Your objective:
Make an exact copy of all the entries, but do not reproduce the pictures.

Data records
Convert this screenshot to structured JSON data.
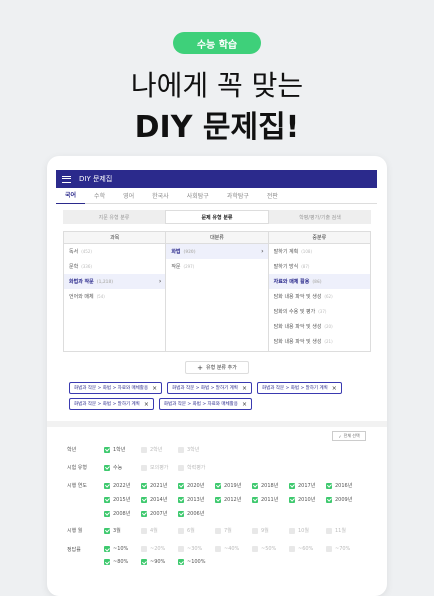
{
  "badge": "수능 학습",
  "headline1": "나에게 꼭 맞는",
  "headline2": "DIY 문제집!",
  "app": {
    "title": "DIY 문제집",
    "tabs": [
      "국어",
      "수학",
      "영어",
      "한국사",
      "사회탐구",
      "과학탐구",
      "전판"
    ],
    "segments": [
      "지문 유형 분류",
      "문제 유형 분류",
      "학평/평가/기출 검색"
    ],
    "columns": {
      "c1": {
        "head": "과목",
        "rows": [
          {
            "label": "독서",
            "count": "(452)"
          },
          {
            "label": "문학",
            "count": "(336)"
          },
          {
            "label": "화법과 작문",
            "count": "(1,218)",
            "sel": true
          },
          {
            "label": "언어와 매체",
            "count": "(54)"
          }
        ]
      },
      "c2": {
        "head": "대분류",
        "rows": [
          {
            "label": "화법",
            "count": "(920)",
            "sel": true
          },
          {
            "label": "작문",
            "count": "(297)"
          }
        ]
      },
      "c3": {
        "head": "중분류",
        "rows": [
          {
            "label": "말하기 계획",
            "count": "(108)"
          },
          {
            "label": "말하기 방식",
            "count": "(87)"
          },
          {
            "label": "자료와 매체 활용",
            "count": "(86)",
            "sel": true
          },
          {
            "label": "담화 내용 파악 및 생성",
            "count": "(62)"
          },
          {
            "label": "담화의 수용 및 평가",
            "count": "(37)"
          },
          {
            "label": "담화 내용 파악 및 생성",
            "count": "(20)"
          },
          {
            "label": "담화 내용 파악 및 생성",
            "count": "(21)"
          }
        ]
      }
    },
    "add_label": "유형 분류 추가",
    "chips": [
      "화법과 작문 > 화법 > 자료와 매체활용",
      "화법과 작문 > 화법 > 말하기 계획",
      "화법과 작문 > 화법 > 말하기 계획",
      "화법과 작문 > 화법 > 말하기 계획",
      "화법과 작문 > 화법 > 자료와 매체활용"
    ],
    "select_all": "전체 선택",
    "filters": [
      {
        "label": "학년",
        "options": [
          {
            "t": "1학년",
            "on": true
          },
          {
            "t": "2학년",
            "on": false
          },
          {
            "t": "3학년",
            "on": false
          }
        ]
      },
      {
        "label": "시험 유형",
        "options": [
          {
            "t": "수능",
            "on": true
          },
          {
            "t": "모의평가",
            "on": false
          },
          {
            "t": "학력평가",
            "on": false
          }
        ]
      },
      {
        "label": "시행 연도",
        "options": [
          {
            "t": "2022년",
            "on": true
          },
          {
            "t": "2021년",
            "on": true
          },
          {
            "t": "2020년",
            "on": true
          },
          {
            "t": "2019년",
            "on": true
          },
          {
            "t": "2018년",
            "on": true
          },
          {
            "t": "2017년",
            "on": true
          },
          {
            "t": "2016년",
            "on": true
          },
          {
            "t": "2015년",
            "on": true
          },
          {
            "t": "2014년",
            "on": true
          },
          {
            "t": "2013년",
            "on": true
          },
          {
            "t": "2012년",
            "on": true
          },
          {
            "t": "2011년",
            "on": true
          },
          {
            "t": "2010년",
            "on": true
          },
          {
            "t": "2009년",
            "on": true
          },
          {
            "t": "2008년",
            "on": true
          },
          {
            "t": "2007년",
            "on": true
          },
          {
            "t": "2006년",
            "on": true
          }
        ]
      },
      {
        "label": "시행 월",
        "options": [
          {
            "t": "3월",
            "on": true
          },
          {
            "t": "4월",
            "on": false
          },
          {
            "t": "6월",
            "on": false
          },
          {
            "t": "7월",
            "on": false
          },
          {
            "t": "9월",
            "on": false
          },
          {
            "t": "10월",
            "on": false
          },
          {
            "t": "11월",
            "on": false
          }
        ]
      },
      {
        "label": "정답률",
        "options": [
          {
            "t": "~10%",
            "on": true
          },
          {
            "t": "~20%",
            "on": false
          },
          {
            "t": "~30%",
            "on": false
          },
          {
            "t": "~40%",
            "on": false
          },
          {
            "t": "~50%",
            "on": false
          },
          {
            "t": "~60%",
            "on": false
          },
          {
            "t": "~70%",
            "on": false
          },
          {
            "t": "~80%",
            "on": true
          },
          {
            "t": "~90%",
            "on": true
          },
          {
            "t": "~100%",
            "on": true
          }
        ]
      }
    ]
  }
}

Complete answer:
Convert this screenshot to structured JSON data.
{
  "badge": "수능 학습",
  "headline1": "나에게 꼭 맞는",
  "headline2": "DIY 문제집!",
  "app": {
    "title": "DIY 문제집",
    "tabs": [
      "국어",
      "수학",
      "영어",
      "한국사",
      "사회탐구",
      "과학탐구",
      "전판"
    ],
    "segments": [
      "지문 유형 분류",
      "문제 유형 분류",
      "학평/평가/기출 검색"
    ],
    "columns": {
      "c1": {
        "head": "과목",
        "rows": [
          {
            "label": "독서",
            "count": "(452)"
          },
          {
            "label": "문학",
            "count": "(336)"
          },
          {
            "label": "화법과 작문",
            "count": "(1,218)",
            "sel": true
          },
          {
            "label": "언어와 매체",
            "count": "(54)"
          }
        ]
      },
      "c2": {
        "head": "대분류",
        "rows": [
          {
            "label": "화법",
            "count": "(920)",
            "sel": true
          },
          {
            "label": "작문",
            "count": "(297)"
          }
        ]
      },
      "c3": {
        "head": "중분류",
        "rows": [
          {
            "label": "말하기 계획",
            "count": "(108)"
          },
          {
            "label": "말하기 방식",
            "count": "(87)"
          },
          {
            "label": "자료와 매체 활용",
            "count": "(86)",
            "sel": true
          },
          {
            "label": "담화 내용 파악 및 생성",
            "count": "(62)"
          },
          {
            "label": "담화의 수용 및 평가",
            "count": "(37)"
          },
          {
            "label": "담화 내용 파악 및 생성",
            "count": "(20)"
          },
          {
            "label": "담화 내용 파악 및 생성",
            "count": "(21)"
          }
        ]
      }
    },
    "add_label": "유형 분류 추가",
    "chips": [
      "화법과 작문 > 화법 > 자료와 매체활용",
      "화법과 작문 > 화법 > 말하기 계획",
      "화법과 작문 > 화법 > 말하기 계획",
      "화법과 작문 > 화법 > 말하기 계획",
      "화법과 작문 > 화법 > 자료와 매체활용"
    ],
    "select_all": "전체 선택",
    "filters": [
      {
        "label": "학년",
        "options": [
          {
            "t": "1학년",
            "on": true
          },
          {
            "t": "2학년",
            "on": false
          },
          {
            "t": "3학년",
            "on": false
          }
        ]
      },
      {
        "label": "시험 유형",
        "options": [
          {
            "t": "수능",
            "on": true
          },
          {
            "t": "모의평가",
            "on": false
          },
          {
            "t": "학력평가",
            "on": false
          }
        ]
      },
      {
        "label": "시행 연도",
        "options": [
          {
            "t": "2022년",
            "on": true
          },
          {
            "t": "2021년",
            "on": true
          },
          {
            "t": "2020년",
            "on": true
          },
          {
            "t": "2019년",
            "on": true
          },
          {
            "t": "2018년",
            "on": true
          },
          {
            "t": "2017년",
            "on": true
          },
          {
            "t": "2016년",
            "on": true
          },
          {
            "t": "2015년",
            "on": true
          },
          {
            "t": "2014년",
            "on": true
          },
          {
            "t": "2013년",
            "on": true
          },
          {
            "t": "2012년",
            "on": true
          },
          {
            "t": "2011년",
            "on": true
          },
          {
            "t": "2010년",
            "on": true
          },
          {
            "t": "2009년",
            "on": true
          },
          {
            "t": "2008년",
            "on": true
          },
          {
            "t": "2007년",
            "on": true
          },
          {
            "t": "2006년",
            "on": true
          }
        ]
      },
      {
        "label": "시행 월",
        "options": [
          {
            "t": "3월",
            "on": true
          },
          {
            "t": "4월",
            "on": false
          },
          {
            "t": "6월",
            "on": false
          },
          {
            "t": "7월",
            "on": false
          },
          {
            "t": "9월",
            "on": false
          },
          {
            "t": "10월",
            "on": false
          },
          {
            "t": "11월",
            "on": false
          }
        ]
      },
      {
        "label": "정답률",
        "options": [
          {
            "t": "~10%",
            "on": true
          },
          {
            "t": "~20%",
            "on": false
          },
          {
            "t": "~30%",
            "on": false
          },
          {
            "t": "~40%",
            "on": false
          },
          {
            "t": "~50%",
            "on": false
          },
          {
            "t": "~60%",
            "on": false
          },
          {
            "t": "~70%",
            "on": false
          },
          {
            "t": "~80%",
            "on": true
          },
          {
            "t": "~90%",
            "on": true
          },
          {
            "t": "~100%",
            "on": true
          }
        ]
      }
    ]
  }
}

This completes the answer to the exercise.